====== Records shown ======

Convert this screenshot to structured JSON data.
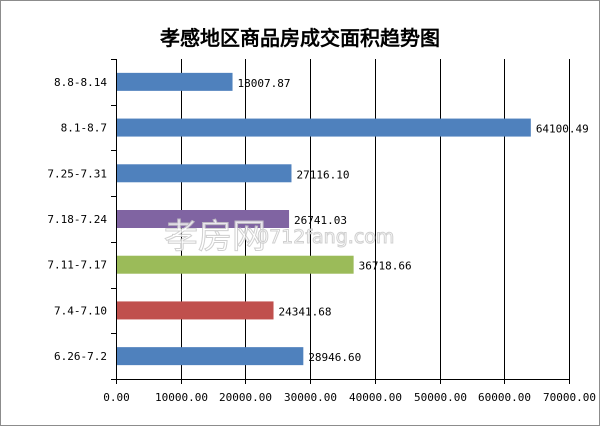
{
  "chart_data": {
    "type": "bar",
    "orientation": "horizontal",
    "title": "孝感地区商品房成交面积趋势图",
    "categories": [
      "8.8-8.14",
      "8.1-8.7",
      "7.25-7.31",
      "7.18-7.24",
      "7.11-7.17",
      "7.4-7.10",
      "6.26-7.2"
    ],
    "values": [
      18007.87,
      64100.49,
      27116.1,
      26741.03,
      36718.66,
      24341.68,
      28946.6
    ],
    "value_labels": [
      "18007.87",
      "64100.49",
      "27116.10",
      "26741.03",
      "36718.66",
      "24341.68",
      "28946.60"
    ],
    "bar_colors": [
      "#4f81bd",
      "#4f81bd",
      "#4f81bd",
      "#8064a2",
      "#9bbb59",
      "#c0504d",
      "#4f81bd"
    ],
    "xlim": [
      0,
      70000
    ],
    "x_ticks": [
      0,
      10000,
      20000,
      30000,
      40000,
      50000,
      60000,
      70000
    ],
    "x_tick_labels": [
      "0.00",
      "10000.00",
      "20000.00",
      "30000.00",
      "40000.00",
      "50000.00",
      "60000.00",
      "70000.00"
    ],
    "grid": "vertical",
    "xlabel": "",
    "ylabel": ""
  },
  "watermark": {
    "main": "孝房网",
    "sub": "0712fang.com"
  }
}
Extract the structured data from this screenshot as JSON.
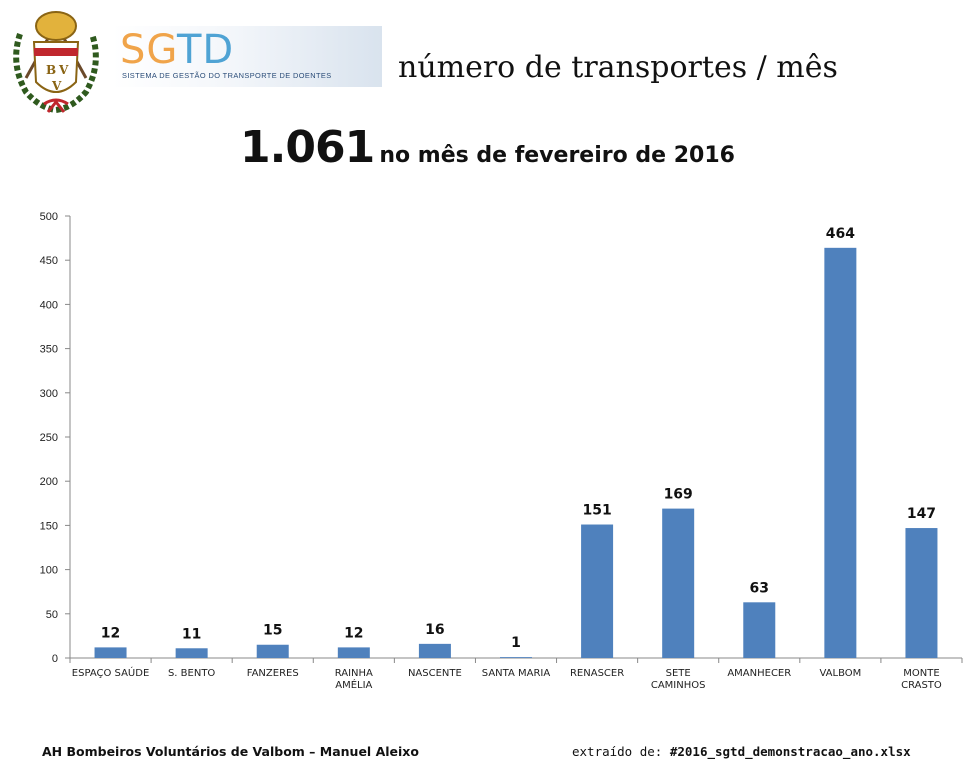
{
  "header": {
    "crest_letters": [
      "B",
      "V",
      "V"
    ],
    "logo_word_part1": "SG",
    "logo_word_part2": "TD",
    "logo_subtitle": "SISTEMA DE GESTÃO DO TRANSPORTE DE DOENTES",
    "title": "número de transportes / mês"
  },
  "headline": {
    "total": "1.061",
    "period_text": "no mês de fevereiro de 2016"
  },
  "footer": {
    "author": "AH Bombeiros Voluntários de Valbom – Manuel Aleixo",
    "source_label": "extraído de:",
    "source_file": "#2016_sgtd_demonstracao_ano.xlsx"
  },
  "chart_data": {
    "type": "bar",
    "categories": [
      [
        "ESPAÇO SAÚDE"
      ],
      [
        "S. BENTO"
      ],
      [
        "FANZERES"
      ],
      [
        "RAINHA",
        "AMÉLIA"
      ],
      [
        "NASCENTE"
      ],
      [
        "SANTA MARIA"
      ],
      [
        "RENASCER"
      ],
      [
        "SETE",
        "CAMINHOS"
      ],
      [
        "AMANHECER"
      ],
      [
        "VALBOM"
      ],
      [
        "MONTE",
        "CRASTO"
      ]
    ],
    "values": [
      12,
      11,
      15,
      12,
      16,
      1,
      151,
      169,
      63,
      464,
      147
    ],
    "data_labels": [
      "12",
      "11",
      "15",
      "12",
      "16",
      "1",
      "151",
      "169",
      "63",
      "464",
      "147"
    ],
    "ylim": [
      0,
      500
    ],
    "yticks": [
      0,
      50,
      100,
      150,
      200,
      250,
      300,
      350,
      400,
      450,
      500
    ],
    "xlabel": "",
    "ylabel": "",
    "grid": false,
    "legend": "none",
    "bar_color": "#4f81bd"
  }
}
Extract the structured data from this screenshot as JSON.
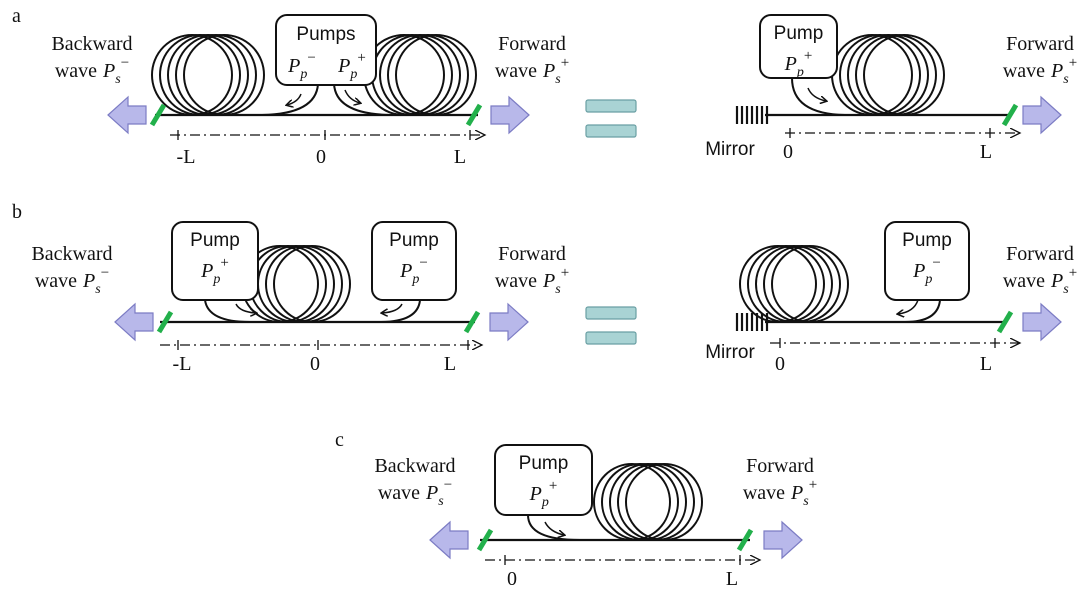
{
  "panels": [
    {
      "label": "a",
      "left": {
        "backward": {
          "line1": "Backward",
          "line2": "wave",
          "symbol": "P",
          "sub": "s",
          "sup": "−"
        },
        "pumps": {
          "title": "Pumps",
          "items": [
            {
              "symbol": "P",
              "sub": "p",
              "sup": "−"
            },
            {
              "symbol": "P",
              "sub": "p",
              "sup": "+"
            }
          ]
        },
        "forward": {
          "line1": "Forward",
          "line2": "wave",
          "symbol": "P",
          "sub": "s",
          "sup": "+"
        },
        "axis": [
          "-L",
          "0",
          "L"
        ]
      },
      "right": {
        "pump": {
          "title": "Pump",
          "symbol": "P",
          "sub": "p",
          "sup": "+"
        },
        "mirror": "Mirror",
        "forward": {
          "line1": "Forward",
          "line2": "wave",
          "symbol": "P",
          "sub": "s",
          "sup": "+"
        },
        "axis": [
          "0",
          "L"
        ]
      }
    },
    {
      "label": "b",
      "left": {
        "backward": {
          "line1": "Backward",
          "line2": "wave",
          "symbol": "P",
          "sub": "s",
          "sup": "−"
        },
        "pumps": [
          {
            "title": "Pump",
            "symbol": "P",
            "sub": "p",
            "sup": "+"
          },
          {
            "title": "Pump",
            "symbol": "P",
            "sub": "p",
            "sup": "−"
          }
        ],
        "forward": {
          "line1": "Forward",
          "line2": "wave",
          "symbol": "P",
          "sub": "s",
          "sup": "+"
        },
        "axis": [
          "-L",
          "0",
          "L"
        ]
      },
      "right": {
        "pump": {
          "title": "Pump",
          "symbol": "P",
          "sub": "p",
          "sup": "−"
        },
        "mirror": "Mirror",
        "forward": {
          "line1": "Forward",
          "line2": "wave",
          "symbol": "P",
          "sub": "s",
          "sup": "+"
        },
        "axis": [
          "0",
          "L"
        ]
      }
    },
    {
      "label": "c",
      "single": {
        "backward": {
          "line1": "Backward",
          "line2": "wave",
          "symbol": "P",
          "sub": "s",
          "sup": "−"
        },
        "pump": {
          "title": "Pump",
          "symbol": "P",
          "sub": "p",
          "sup": "+"
        },
        "forward": {
          "line1": "Forward",
          "line2": "wave",
          "symbol": "P",
          "sub": "s",
          "sup": "+"
        },
        "axis": [
          "0",
          "L"
        ]
      }
    }
  ]
}
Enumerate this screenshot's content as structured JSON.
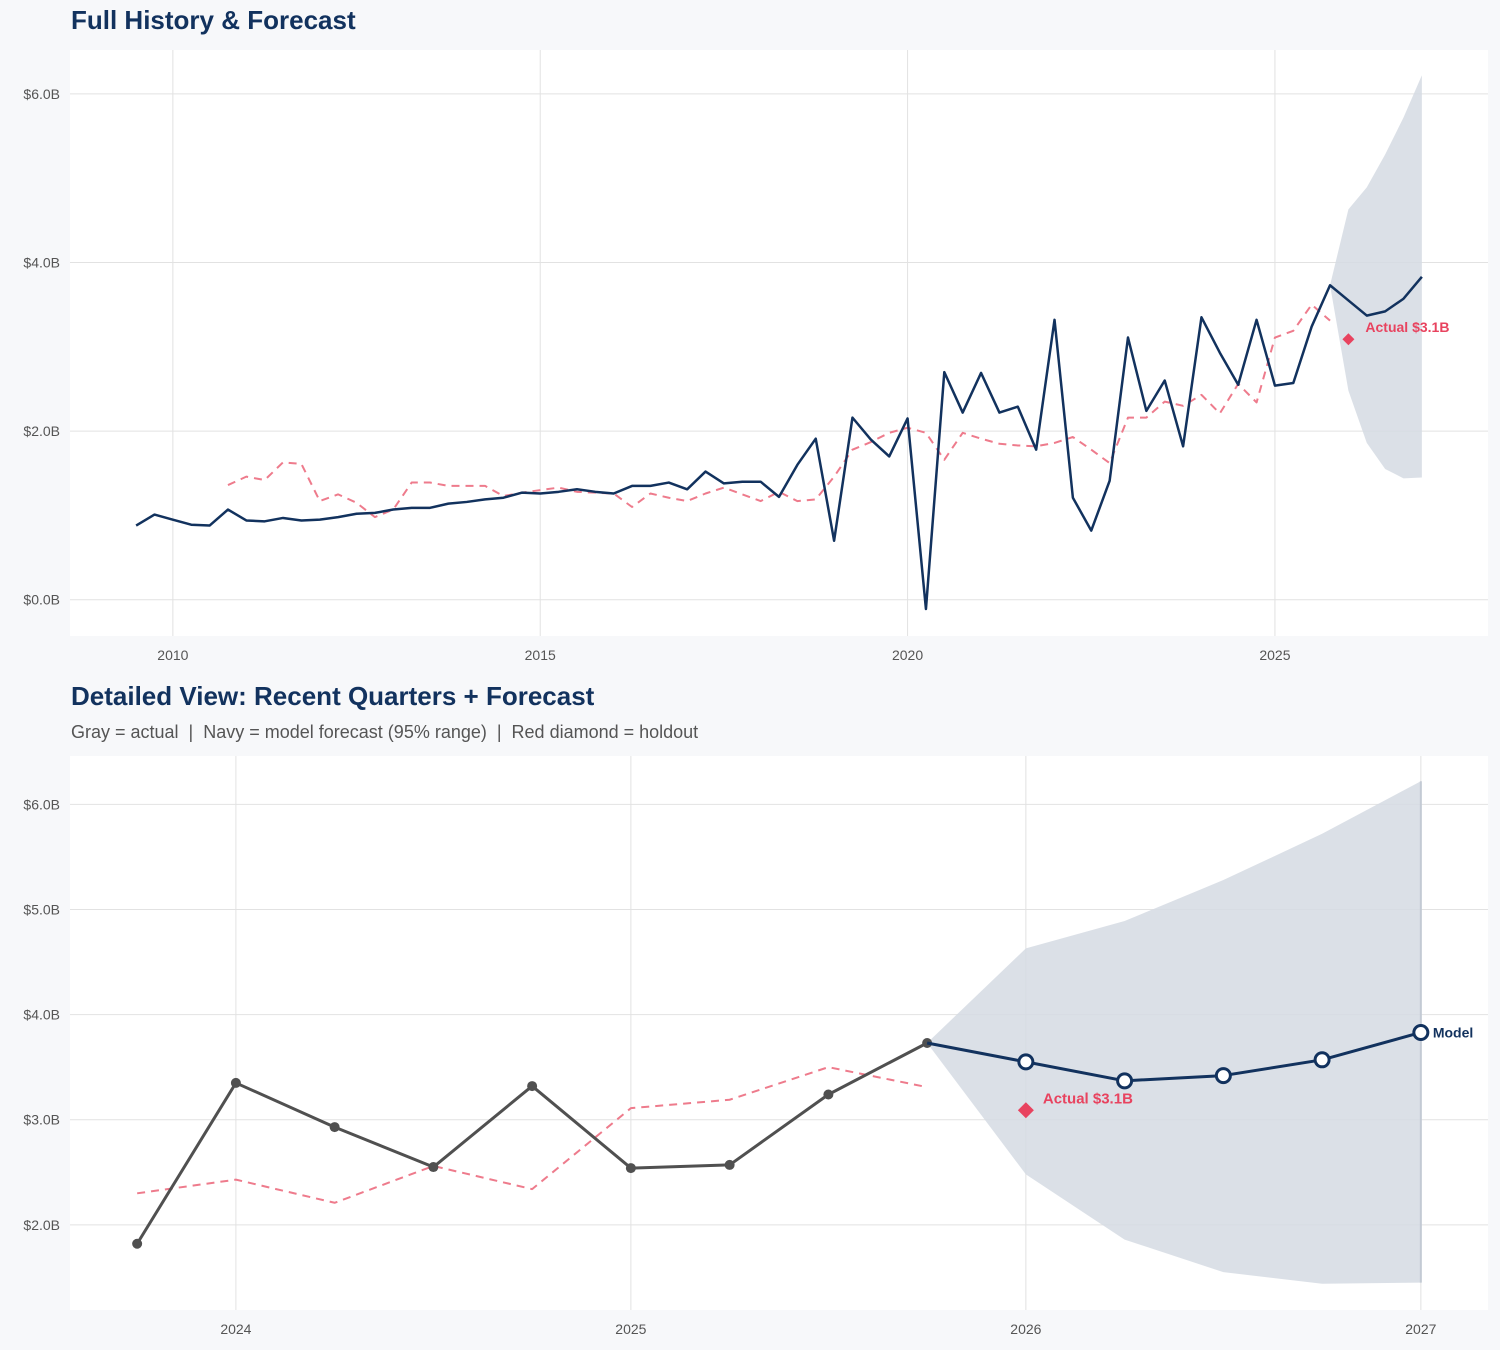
{
  "colors": {
    "navy": "#12325e",
    "red": "#e8435f",
    "red_dashed": "#ee7b8c",
    "gray_actual": "#505050",
    "band": "#d5dbe3",
    "grid": "#e2e2e2",
    "background": "#f7f8fa"
  },
  "chart_data": [
    {
      "type": "line",
      "title": "Full History & Forecast",
      "xlim": [
        2008.6,
        2027.9
      ],
      "ylim": [
        -0.43,
        6.52
      ],
      "grid": true,
      "x_ticks": [
        2010,
        2015,
        2020,
        2025
      ],
      "x_tick_labels": [
        "2010",
        "2015",
        "2020",
        "2025"
      ],
      "y_ticks": [
        0,
        2,
        4,
        6
      ],
      "y_tick_labels": [
        "$0.0B",
        "$2.0B",
        "$4.0B",
        "$6.0B"
      ],
      "series": [
        {
          "style": "navy-solid",
          "x": [
            2009.5,
            2009.75,
            2010,
            2010.25,
            2010.5,
            2010.75,
            2011,
            2011.25,
            2011.5,
            2011.75,
            2012,
            2012.25,
            2012.5,
            2012.75,
            2013,
            2013.25,
            2013.5,
            2013.75,
            2014,
            2014.25,
            2014.5,
            2014.75,
            2015,
            2015.25,
            2015.5,
            2015.75,
            2016,
            2016.25,
            2016.5,
            2016.75,
            2017,
            2017.25,
            2017.5,
            2017.75,
            2018,
            2018.25,
            2018.5,
            2018.75,
            2019,
            2019.25,
            2019.5,
            2019.75,
            2020,
            2020.25,
            2020.5,
            2020.75,
            2021,
            2021.25,
            2021.5,
            2021.75,
            2022,
            2022.25,
            2022.5,
            2022.75,
            2023,
            2023.25,
            2023.5,
            2023.75,
            2024,
            2024.25,
            2024.5,
            2024.75,
            2025,
            2025.25,
            2025.5,
            2025.75,
            2026,
            2026.25,
            2026.5,
            2026.75,
            2027
          ],
          "y": [
            0.88,
            1.01,
            0.95,
            0.89,
            0.88,
            1.07,
            0.94,
            0.93,
            0.97,
            0.94,
            0.95,
            0.98,
            1.02,
            1.03,
            1.07,
            1.09,
            1.09,
            1.14,
            1.16,
            1.19,
            1.21,
            1.27,
            1.26,
            1.28,
            1.31,
            1.28,
            1.26,
            1.35,
            1.35,
            1.39,
            1.31,
            1.52,
            1.38,
            1.4,
            1.4,
            1.22,
            1.6,
            1.91,
            0.7,
            2.16,
            1.9,
            1.7,
            2.15,
            -0.11,
            2.7,
            2.22,
            2.69,
            2.22,
            2.29,
            1.78,
            3.32,
            1.21,
            0.82,
            1.41,
            3.11,
            2.24,
            2.6,
            1.82,
            3.35,
            2.93,
            2.55,
            3.32,
            2.54,
            2.57,
            3.24,
            3.73,
            3.55,
            3.37,
            3.42,
            3.57,
            3.83
          ]
        },
        {
          "style": "red-dashed",
          "x": [
            2010.75,
            2011,
            2011.25,
            2011.5,
            2011.75,
            2012,
            2012.25,
            2012.5,
            2012.75,
            2013,
            2013.25,
            2013.5,
            2013.75,
            2014,
            2014.25,
            2014.5,
            2014.75,
            2015,
            2015.25,
            2015.5,
            2015.75,
            2016,
            2016.25,
            2016.5,
            2016.75,
            2017,
            2017.25,
            2017.5,
            2017.75,
            2018,
            2018.25,
            2018.5,
            2018.75,
            2019,
            2019.25,
            2019.5,
            2019.75,
            2020,
            2020.25,
            2020.5,
            2020.75,
            2021,
            2021.25,
            2021.5,
            2021.75,
            2022,
            2022.25,
            2022.5,
            2022.75,
            2023,
            2023.25,
            2023.5,
            2023.75,
            2024,
            2024.25,
            2024.5,
            2024.75,
            2025,
            2025.25,
            2025.5,
            2025.75
          ],
          "y": [
            1.36,
            1.46,
            1.42,
            1.63,
            1.61,
            1.17,
            1.25,
            1.15,
            0.98,
            1.07,
            1.39,
            1.39,
            1.35,
            1.35,
            1.35,
            1.23,
            1.27,
            1.3,
            1.33,
            1.28,
            1.27,
            1.26,
            1.1,
            1.26,
            1.21,
            1.17,
            1.26,
            1.33,
            1.25,
            1.17,
            1.28,
            1.17,
            1.19,
            1.46,
            1.78,
            1.87,
            1.98,
            2.04,
            1.98,
            1.66,
            1.98,
            1.91,
            1.85,
            1.83,
            1.82,
            1.86,
            1.93,
            1.78,
            1.62,
            2.16,
            2.16,
            2.35,
            2.3,
            2.43,
            2.21,
            2.56,
            2.34,
            3.11,
            3.19,
            3.5,
            3.31
          ]
        }
      ],
      "band": {
        "x": [
          2025.75,
          2026,
          2026.25,
          2026.5,
          2026.75,
          2027
        ],
        "lower": [
          3.73,
          2.48,
          1.86,
          1.55,
          1.44,
          1.45
        ],
        "upper": [
          3.73,
          4.63,
          4.89,
          5.28,
          5.72,
          6.22
        ]
      },
      "holdout": {
        "x": 2026.0,
        "y": 3.09,
        "label": "Actual $3.1B"
      }
    },
    {
      "type": "line",
      "title": "Detailed View: Recent Quarters + Forecast",
      "subtitle": "Gray = actual  |  Navy = model forecast (95% range)  |  Red diamond = holdout",
      "xlim": [
        2023.58,
        2027.17
      ],
      "ylim": [
        1.19,
        6.46
      ],
      "grid": true,
      "x_ticks": [
        2024,
        2025,
        2026,
        2027
      ],
      "x_tick_labels": [
        "2024",
        "2025",
        "2026",
        "2027"
      ],
      "y_ticks": [
        2,
        3,
        4,
        5,
        6
      ],
      "y_tick_labels": [
        "$2.0B",
        "$3.0B",
        "$4.0B",
        "$5.0B",
        "$6.0B"
      ],
      "series": [
        {
          "style": "gray-actual",
          "x": [
            2023.75,
            2024,
            2024.25,
            2024.5,
            2024.75,
            2025,
            2025.25,
            2025.5,
            2025.75
          ],
          "y": [
            1.82,
            3.35,
            2.93,
            2.55,
            3.32,
            2.54,
            2.57,
            3.24,
            3.73
          ]
        },
        {
          "style": "navy-forecast",
          "x": [
            2025.75,
            2026,
            2026.25,
            2026.5,
            2026.75,
            2027
          ],
          "y": [
            3.73,
            3.55,
            3.37,
            3.42,
            3.57,
            3.83
          ],
          "label": "Model"
        },
        {
          "style": "red-dashed",
          "x": [
            2023.75,
            2024,
            2024.25,
            2024.5,
            2024.75,
            2025,
            2025.25,
            2025.5,
            2025.75
          ],
          "y": [
            2.3,
            2.43,
            2.21,
            2.56,
            2.34,
            3.11,
            3.19,
            3.5,
            3.31
          ]
        }
      ],
      "band": {
        "x": [
          2025.75,
          2026,
          2026.25,
          2026.5,
          2026.75,
          2027
        ],
        "lower": [
          3.73,
          2.48,
          1.86,
          1.55,
          1.44,
          1.45
        ],
        "upper": [
          3.73,
          4.63,
          4.89,
          5.28,
          5.72,
          6.22
        ]
      },
      "holdout": {
        "x": 2026.0,
        "y": 3.09,
        "label": "Actual $3.1B"
      }
    }
  ]
}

======

Copy every line above in which the string "this" shows up.

Convert this screenshot to structured JSON data.
Extract the structured data from this screenshot as JSON.
Extract the structured data from this screenshot as JSON.
Enumerate this screenshot's content as structured JSON.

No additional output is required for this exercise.